### What you are asked to do
Leaving the pictures aside, transcribe every line below exactly.

### Data provided

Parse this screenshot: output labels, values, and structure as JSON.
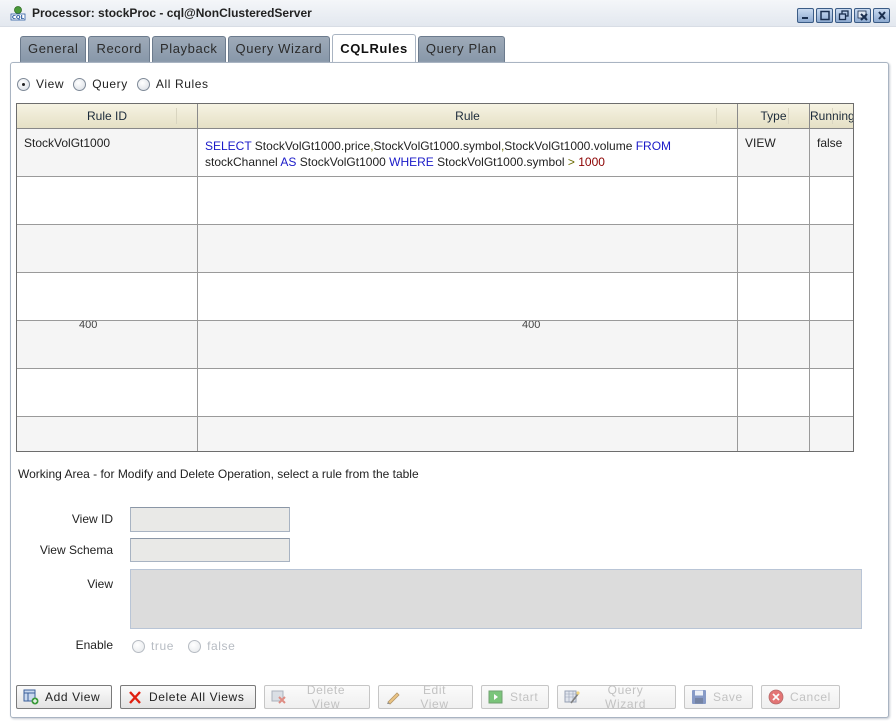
{
  "window": {
    "title": "Processor: stockProc - cql@NonClusteredServer",
    "app_icon": "cql-icon",
    "controls": [
      "minimize-icon",
      "maximize-icon",
      "restore-icon",
      "close-all-icon",
      "close-icon"
    ]
  },
  "tabs": [
    {
      "label": "General",
      "active": false
    },
    {
      "label": "Record",
      "active": false
    },
    {
      "label": "Playback",
      "active": false
    },
    {
      "label": "Query Wizard",
      "active": false
    },
    {
      "label": "CQLRules",
      "active": true
    },
    {
      "label": "Query Plan",
      "active": false
    }
  ],
  "filter": {
    "options": [
      {
        "label": "View",
        "checked": true
      },
      {
        "label": "Query",
        "checked": false
      },
      {
        "label": "All Rules",
        "checked": false
      }
    ]
  },
  "table": {
    "columns": [
      "Rule ID",
      "Rule",
      "Type",
      "Running"
    ],
    "rows": [
      {
        "rule_id": "StockVolGt1000",
        "rule_tokens": [
          {
            "t": "SELECT",
            "c": "kw"
          },
          {
            "t": " StockVolGt1000.price",
            "c": ""
          },
          {
            "t": ",",
            "c": "op"
          },
          {
            "t": "StockVolGt1000.symbol",
            "c": ""
          },
          {
            "t": ",",
            "c": "op"
          },
          {
            "t": "StockVolGt1000.volume ",
            "c": ""
          },
          {
            "t": "FROM",
            "c": "kw"
          },
          {
            "t": "\n",
            "c": "br"
          },
          {
            "t": "stockChannel ",
            "c": ""
          },
          {
            "t": "AS",
            "c": "kw"
          },
          {
            "t": " StockVolGt1000 ",
            "c": ""
          },
          {
            "t": "WHERE",
            "c": "kw"
          },
          {
            "t": " StockVolGt1000.symbol ",
            "c": ""
          },
          {
            "t": ">",
            "c": "op"
          },
          {
            "t": " 1000",
            "c": "num"
          }
        ],
        "type": "VIEW",
        "running": "false"
      }
    ],
    "empty_rows": 6,
    "artifact_text": "400"
  },
  "working_area": {
    "label": "Working Area - for Modify and Delete Operation, select a rule from the table",
    "view_id_label": "View ID",
    "view_id_value": "",
    "view_schema_label": "View Schema",
    "view_schema_value": "",
    "view_label": "View",
    "view_value": "",
    "enable_label": "Enable",
    "enable_options": [
      {
        "label": "true",
        "checked": false
      },
      {
        "label": "false",
        "checked": false
      }
    ]
  },
  "buttons": [
    {
      "label": "Add View",
      "icon": "add-view-icon",
      "enabled": true
    },
    {
      "label": "Delete All Views",
      "icon": "delete-all-icon",
      "enabled": true
    },
    {
      "label": "Delete View",
      "icon": "delete-view-icon",
      "enabled": false
    },
    {
      "label": "Edit View",
      "icon": "pencil-icon",
      "enabled": false
    },
    {
      "label": "Start",
      "icon": "play-icon",
      "enabled": false
    },
    {
      "label": "Query Wizard",
      "icon": "query-wizard-icon",
      "enabled": false
    },
    {
      "label": "Save",
      "icon": "save-icon",
      "enabled": false
    },
    {
      "label": "Cancel",
      "icon": "cancel-icon",
      "enabled": false
    }
  ]
}
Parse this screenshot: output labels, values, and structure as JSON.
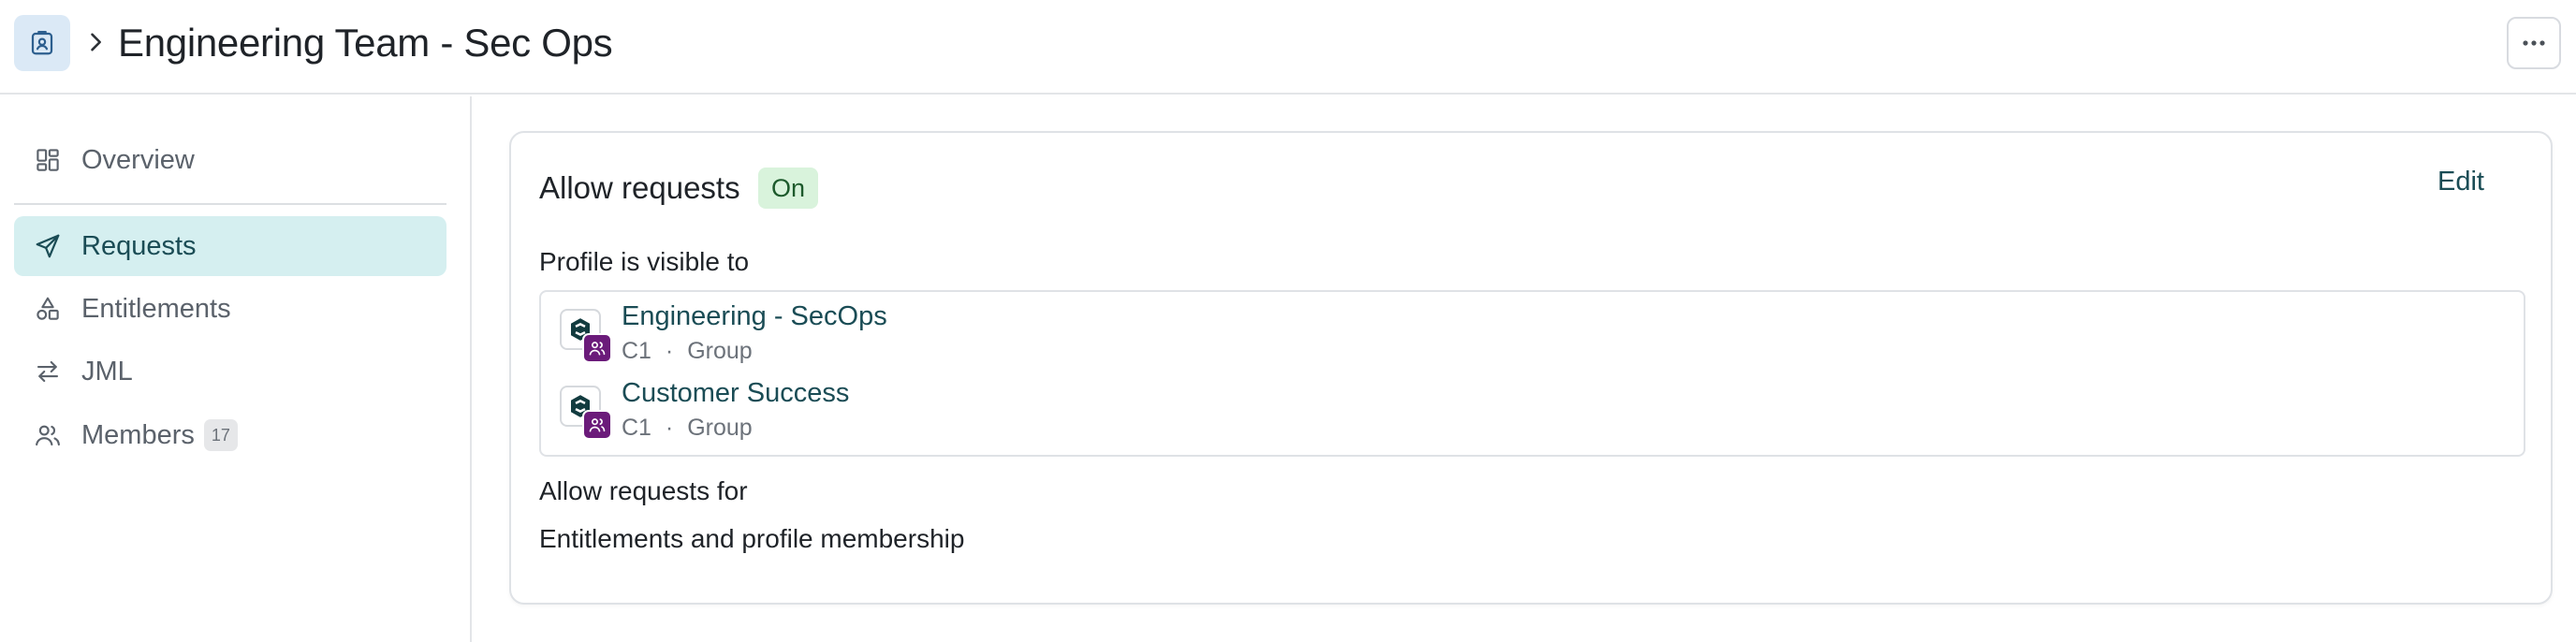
{
  "header": {
    "title": "Engineering Team - Sec Ops",
    "icon": "profile-badge-icon",
    "more_icon": "ellipsis-icon"
  },
  "sidebar": {
    "items": [
      {
        "label": "Overview",
        "icon": "grid-icon",
        "active": false
      },
      {
        "label": "Requests",
        "icon": "paper-plane-icon",
        "active": true
      },
      {
        "label": "Entitlements",
        "icon": "shapes-icon",
        "active": false
      },
      {
        "label": "JML",
        "icon": "arrows-exchange-icon",
        "active": false
      },
      {
        "label": "Members",
        "icon": "users-icon",
        "active": false,
        "count": "17"
      }
    ]
  },
  "main": {
    "card": {
      "title": "Allow requests",
      "status": "On",
      "edit_label": "Edit",
      "visible_label": "Profile is visible to",
      "groups": [
        {
          "name": "Engineering - SecOps",
          "source": "C1",
          "separator": "·",
          "type": "Group"
        },
        {
          "name": "Customer Success",
          "source": "C1",
          "separator": "·",
          "type": "Group"
        }
      ],
      "allow_for_label": "Allow requests for",
      "allow_for_value": "Entitlements and profile membership"
    }
  },
  "colors": {
    "accent": "#1a4c55",
    "active_bg": "#d5eff0",
    "status_bg": "#d9f3dc",
    "group_chip": "#6b1b7a"
  }
}
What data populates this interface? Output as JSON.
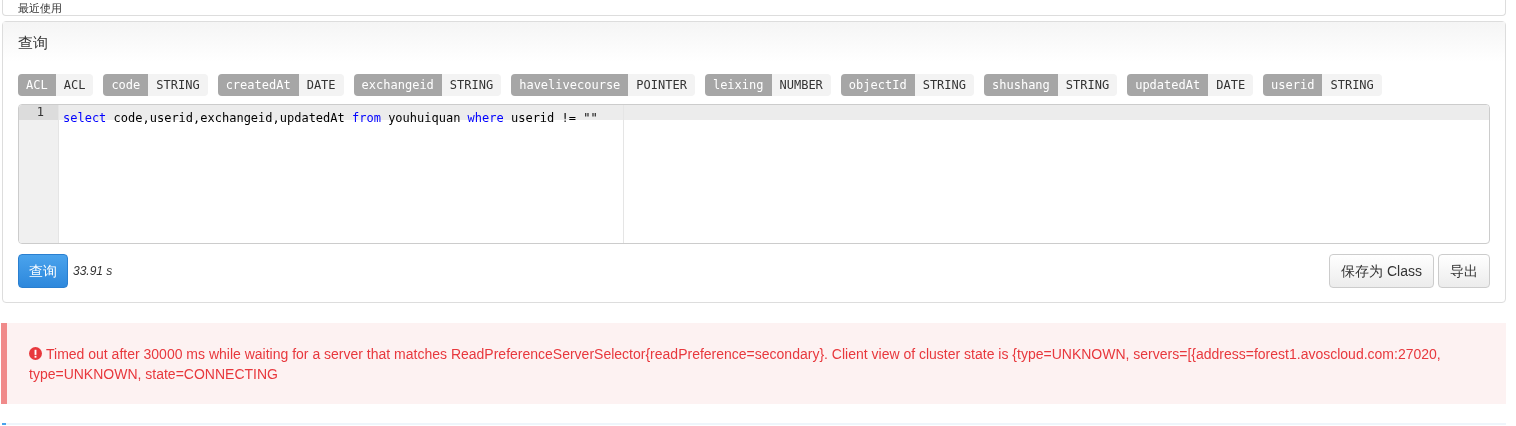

### Exercise response
Parse this screenshot: output labels, values, and structure as JSON.
{
  "window": {
    "title": "Processor: stockProc - cql@NonClusteredServer",
    "app_icon": "cql-icon",
    "controls": [
      "minimize-icon",
      "maximize-icon",
      "restore-icon",
      "close-all-icon",
      "close-icon"
    ]
  },
  "tabs": [
    {
      "label": "General",
      "active": false
    },
    {
      "label": "Record",
      "active": false
    },
    {
      "label": "Playback",
      "active": false
    },
    {
      "label": "Query Wizard",
      "active": false
    },
    {
      "label": "CQLRules",
      "active": true
    },
    {
      "label": "Query Plan",
      "active": false
    }
  ],
  "filter": {
    "options": [
      {
        "label": "View",
        "checked": true
      },
      {
        "label": "Query",
        "checked": false
      },
      {
        "label": "All Rules",
        "checked": false
      }
    ]
  },
  "table": {
    "columns": [
      "Rule ID",
      "Rule",
      "Type",
      "Running"
    ],
    "rows": [
      {
        "rule_id": "StockVolGt1000",
        "rule_tokens": [
          {
            "t": "SELECT",
            "c": "kw"
          },
          {
            "t": " StockVolGt1000.price",
            "c": ""
          },
          {
            "t": ",",
            "c": "op"
          },
          {
            "t": "StockVolGt1000.symbol",
            "c": ""
          },
          {
            "t": ",",
            "c": "op"
          },
          {
            "t": "StockVolGt1000.volume ",
            "c": ""
          },
          {
            "t": "FROM",
            "c": "kw"
          },
          {
            "t": "\n",
            "c": "br"
          },
          {
            "t": "stockChannel ",
            "c": ""
          },
          {
            "t": "AS",
            "c": "kw"
          },
          {
            "t": " StockVolGt1000 ",
            "c": ""
          },
          {
            "t": "WHERE",
            "c": "kw"
          },
          {
            "t": " StockVolGt1000.symbol ",
            "c": ""
          },
          {
            "t": ">",
            "c": "op"
          },
          {
            "t": " 1000",
            "c": "num"
          }
        ],
        "type": "VIEW",
        "running": "false"
      }
    ],
    "empty_rows": 6,
    "artifact_text": "400"
  },
  "working_area": {
    "label": "Working Area - for Modify and Delete Operation, select a rule from the table",
    "view_id_label": "View ID",
    "view_id_value": "",
    "view_schema_label": "View Schema",
    "view_schema_value": "",
    "view_label": "View",
    "view_value": "",
    "enable_label": "Enable",
    "enable_options": [
      {
        "label": "true",
        "checked": false
      },
      {
        "label": "false",
        "checked": false
      }
    ]
  },
  "buttons": [
    {
      "label": "Add View",
      "icon": "add-view-icon",
      "enabled": true
    },
    {
      "label": "Delete All Views",
      "icon": "delete-all-icon",
      "enabled": true
    },
    {
      "label": "Delete View",
      "icon": "delete-view-icon",
      "enabled": false
    },
    {
      "label": "Edit View",
      "icon": "pencil-icon",
      "enabled": false
    },
    {
      "label": "Start",
      "icon": "play-icon",
      "enabled": false
    },
    {
      "label": "Query Wizard",
      "icon": "query-wizard-icon",
      "enabled": false
    },
    {
      "label": "Save",
      "icon": "save-icon",
      "enabled": false
    },
    {
      "label": "Cancel",
      "icon": "cancel-icon",
      "enabled": false
    }
  ]
}
Parse this screenshot: output labels, values, and structure as JSON.
{
  "header": {
    "title": "Engineering Team - Sec Ops",
    "icon": "profile-badge-icon",
    "more_icon": "ellipsis-icon"
  },
  "sidebar": {
    "items": [
      {
        "label": "Overview",
        "icon": "grid-icon",
        "active": false
      },
      {
        "label": "Requests",
        "icon": "paper-plane-icon",
        "active": true
      },
      {
        "label": "Entitlements",
        "icon": "shapes-icon",
        "active": false
      },
      {
        "label": "JML",
        "icon": "arrows-exchange-icon",
        "active": false
      },
      {
        "label": "Members",
        "icon": "users-icon",
        "active": false,
        "count": "17"
      }
    ]
  },
  "main": {
    "card": {
      "title": "Allow requests",
      "status": "On",
      "edit_label": "Edit",
      "visible_label": "Profile is visible to",
      "groups": [
        {
          "name": "Engineering - SecOps",
          "source": "C1",
          "separator": "·",
          "type": "Group"
        },
        {
          "name": "Customer Success",
          "source": "C1",
          "separator": "·",
          "type": "Group"
        }
      ],
      "allow_for_label": "Allow requests for",
      "allow_for_value": "Entitlements and profile membership"
    }
  },
  "colors": {
    "accent": "#1a4c55",
    "active_bg": "#d5eff0",
    "status_bg": "#d9f3dc",
    "group_chip": "#6b1b7a"
  }
}
What data populates this interface? Output as JSON.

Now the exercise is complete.